>>>>>

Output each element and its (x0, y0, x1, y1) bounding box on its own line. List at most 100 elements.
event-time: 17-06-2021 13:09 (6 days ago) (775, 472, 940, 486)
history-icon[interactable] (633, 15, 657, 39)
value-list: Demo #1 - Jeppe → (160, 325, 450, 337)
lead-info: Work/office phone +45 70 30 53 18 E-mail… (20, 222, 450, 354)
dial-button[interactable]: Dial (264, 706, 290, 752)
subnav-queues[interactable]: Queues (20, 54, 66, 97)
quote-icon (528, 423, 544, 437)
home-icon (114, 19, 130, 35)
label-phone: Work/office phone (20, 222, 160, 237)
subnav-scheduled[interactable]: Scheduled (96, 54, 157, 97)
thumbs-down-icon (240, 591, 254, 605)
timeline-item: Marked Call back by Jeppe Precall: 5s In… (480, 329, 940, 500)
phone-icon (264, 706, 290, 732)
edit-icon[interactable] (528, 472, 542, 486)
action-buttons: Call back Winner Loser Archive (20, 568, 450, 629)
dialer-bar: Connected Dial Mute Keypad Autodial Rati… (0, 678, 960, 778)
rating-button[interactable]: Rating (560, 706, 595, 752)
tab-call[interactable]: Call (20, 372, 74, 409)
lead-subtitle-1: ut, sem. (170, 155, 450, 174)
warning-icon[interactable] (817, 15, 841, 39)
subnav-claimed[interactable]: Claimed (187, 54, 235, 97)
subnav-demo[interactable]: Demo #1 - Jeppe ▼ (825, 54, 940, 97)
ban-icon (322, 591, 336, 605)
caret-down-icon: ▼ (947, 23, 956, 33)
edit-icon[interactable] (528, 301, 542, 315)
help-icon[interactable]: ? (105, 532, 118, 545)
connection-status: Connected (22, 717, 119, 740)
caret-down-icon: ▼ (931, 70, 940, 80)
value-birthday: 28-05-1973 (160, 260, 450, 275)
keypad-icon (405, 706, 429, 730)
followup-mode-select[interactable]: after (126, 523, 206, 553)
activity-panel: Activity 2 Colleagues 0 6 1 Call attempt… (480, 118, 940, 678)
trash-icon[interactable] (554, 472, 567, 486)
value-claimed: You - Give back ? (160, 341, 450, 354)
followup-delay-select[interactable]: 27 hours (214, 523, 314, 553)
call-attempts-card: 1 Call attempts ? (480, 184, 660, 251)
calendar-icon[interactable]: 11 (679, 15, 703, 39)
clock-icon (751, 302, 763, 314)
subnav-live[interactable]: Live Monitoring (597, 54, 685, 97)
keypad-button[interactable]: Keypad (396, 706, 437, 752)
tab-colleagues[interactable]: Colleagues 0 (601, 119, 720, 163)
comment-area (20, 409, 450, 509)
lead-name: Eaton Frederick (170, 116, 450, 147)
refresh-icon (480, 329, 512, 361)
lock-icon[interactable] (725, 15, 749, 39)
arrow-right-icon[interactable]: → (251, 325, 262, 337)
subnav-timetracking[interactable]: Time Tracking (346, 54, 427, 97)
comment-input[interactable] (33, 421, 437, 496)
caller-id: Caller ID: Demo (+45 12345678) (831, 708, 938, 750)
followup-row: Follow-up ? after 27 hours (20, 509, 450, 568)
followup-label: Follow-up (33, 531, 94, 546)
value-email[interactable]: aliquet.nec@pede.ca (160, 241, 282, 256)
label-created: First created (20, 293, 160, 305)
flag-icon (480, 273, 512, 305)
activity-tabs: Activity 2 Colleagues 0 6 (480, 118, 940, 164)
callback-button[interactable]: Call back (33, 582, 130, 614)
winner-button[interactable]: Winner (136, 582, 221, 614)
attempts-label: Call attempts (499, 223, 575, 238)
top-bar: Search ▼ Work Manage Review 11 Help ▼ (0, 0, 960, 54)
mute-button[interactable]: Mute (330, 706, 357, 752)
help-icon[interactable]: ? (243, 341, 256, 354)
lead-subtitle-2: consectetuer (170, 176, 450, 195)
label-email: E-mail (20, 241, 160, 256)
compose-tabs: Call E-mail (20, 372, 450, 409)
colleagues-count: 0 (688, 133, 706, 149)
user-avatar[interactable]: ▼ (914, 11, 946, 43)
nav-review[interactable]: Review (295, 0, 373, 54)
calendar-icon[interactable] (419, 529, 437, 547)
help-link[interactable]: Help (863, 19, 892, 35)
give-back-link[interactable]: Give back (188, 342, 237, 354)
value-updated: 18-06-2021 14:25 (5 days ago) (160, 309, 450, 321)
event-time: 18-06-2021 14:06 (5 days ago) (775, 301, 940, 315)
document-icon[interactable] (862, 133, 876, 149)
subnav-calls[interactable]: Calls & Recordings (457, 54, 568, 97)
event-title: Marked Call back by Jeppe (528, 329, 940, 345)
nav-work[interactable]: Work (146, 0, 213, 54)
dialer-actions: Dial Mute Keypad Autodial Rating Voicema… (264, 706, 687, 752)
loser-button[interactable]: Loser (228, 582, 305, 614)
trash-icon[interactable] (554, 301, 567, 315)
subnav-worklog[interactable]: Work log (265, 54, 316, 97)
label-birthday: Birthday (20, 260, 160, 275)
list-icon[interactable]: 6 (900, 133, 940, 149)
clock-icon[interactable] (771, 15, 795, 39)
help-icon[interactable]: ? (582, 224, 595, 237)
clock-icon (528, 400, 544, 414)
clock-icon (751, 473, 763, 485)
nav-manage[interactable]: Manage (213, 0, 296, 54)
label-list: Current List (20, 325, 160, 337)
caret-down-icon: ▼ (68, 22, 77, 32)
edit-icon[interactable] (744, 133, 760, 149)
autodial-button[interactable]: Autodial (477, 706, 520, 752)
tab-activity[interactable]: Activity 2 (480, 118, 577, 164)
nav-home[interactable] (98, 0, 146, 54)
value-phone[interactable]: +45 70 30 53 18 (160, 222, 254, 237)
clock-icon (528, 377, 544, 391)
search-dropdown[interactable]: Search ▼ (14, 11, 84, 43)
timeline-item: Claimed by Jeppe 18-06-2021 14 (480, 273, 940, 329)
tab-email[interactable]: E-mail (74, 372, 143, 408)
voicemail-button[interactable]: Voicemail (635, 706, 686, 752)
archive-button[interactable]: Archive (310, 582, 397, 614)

<<<<<
>>>>>

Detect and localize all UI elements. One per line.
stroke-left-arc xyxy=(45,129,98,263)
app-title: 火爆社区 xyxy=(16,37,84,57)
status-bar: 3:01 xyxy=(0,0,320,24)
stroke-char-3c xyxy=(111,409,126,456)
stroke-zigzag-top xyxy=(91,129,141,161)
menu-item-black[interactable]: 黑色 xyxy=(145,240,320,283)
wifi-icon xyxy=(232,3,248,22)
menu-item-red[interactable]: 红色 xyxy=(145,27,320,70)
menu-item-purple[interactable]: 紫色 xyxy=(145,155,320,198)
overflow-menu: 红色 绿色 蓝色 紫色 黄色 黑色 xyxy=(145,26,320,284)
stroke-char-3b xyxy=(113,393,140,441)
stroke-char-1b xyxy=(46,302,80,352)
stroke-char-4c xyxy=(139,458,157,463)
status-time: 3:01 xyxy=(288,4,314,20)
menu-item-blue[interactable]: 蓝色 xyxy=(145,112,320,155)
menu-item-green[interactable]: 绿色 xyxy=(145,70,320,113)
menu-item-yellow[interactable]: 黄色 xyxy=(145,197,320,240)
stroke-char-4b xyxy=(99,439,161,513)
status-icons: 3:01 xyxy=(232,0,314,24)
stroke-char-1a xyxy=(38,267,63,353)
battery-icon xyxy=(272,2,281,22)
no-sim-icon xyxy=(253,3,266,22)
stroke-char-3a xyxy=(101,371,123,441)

<<<<<

▸ What to work on
Rewrite the lines from the one containing "Output each element" through the one containing "subnav-live[interactable]: Live Monitoring", replacing "Connected" with "Disconnected" and leaving everything else unchanged.

▸ Solution for this task
Output each element and its (x0, y0, x1, y1) bounding box on its own line. List at most 100 elements.
event-time: 17-06-2021 13:09 (6 days ago) (775, 472, 940, 486)
history-icon[interactable] (633, 15, 657, 39)
value-list: Demo #1 - Jeppe → (160, 325, 450, 337)
lead-info: Work/office phone +45 70 30 53 18 E-mail… (20, 222, 450, 354)
dial-button[interactable]: Dial (264, 706, 290, 752)
subnav-queues[interactable]: Queues (20, 54, 66, 97)
quote-icon (528, 423, 544, 437)
home-icon (114, 19, 130, 35)
label-phone: Work/office phone (20, 222, 160, 237)
subnav-scheduled[interactable]: Scheduled (96, 54, 157, 97)
thumbs-down-icon (240, 591, 254, 605)
timeline-item: Marked Call back by Jeppe Precall: 5s In… (480, 329, 940, 500)
phone-icon (264, 706, 290, 732)
edit-icon[interactable] (528, 472, 542, 486)
action-buttons: Call back Winner Loser Archive (20, 568, 450, 629)
dialer-bar: Disconnected Dial Mute Keypad Autodial Rati… (0, 678, 960, 778)
rating-button[interactable]: Rating (560, 706, 595, 752)
tab-call[interactable]: Call (20, 372, 74, 409)
lead-subtitle-1: ut, sem. (170, 155, 450, 174)
warning-icon[interactable] (817, 15, 841, 39)
subnav-claimed[interactable]: Claimed (187, 54, 235, 97)
subnav-demo[interactable]: Demo #1 - Jeppe ▼ (825, 54, 940, 97)
ban-icon (322, 591, 336, 605)
caret-down-icon: ▼ (947, 23, 956, 33)
edit-icon[interactable] (528, 301, 542, 315)
help-icon[interactable]: ? (105, 532, 118, 545)
connection-status: Disconnected (22, 717, 119, 740)
caret-down-icon: ▼ (931, 70, 940, 80)
value-birthday: 28-05-1973 (160, 260, 450, 275)
keypad-icon (405, 706, 429, 730)
followup-mode-select[interactable]: after (126, 523, 206, 553)
activity-panel: Activity 2 Colleagues 0 6 1 Call attempt… (480, 118, 940, 678)
trash-icon[interactable] (554, 472, 567, 486)
value-claimed: You - Give back ? (160, 341, 450, 354)
followup-delay-select[interactable]: 27 hours (214, 523, 314, 553)
call-attempts-card: 1 Call attempts ? (480, 184, 660, 251)
calendar-icon[interactable]: 11 (679, 15, 703, 39)
clock-icon (751, 302, 763, 314)
subnav-live[interactable]: Live Monitoring (597, 54, 685, 97)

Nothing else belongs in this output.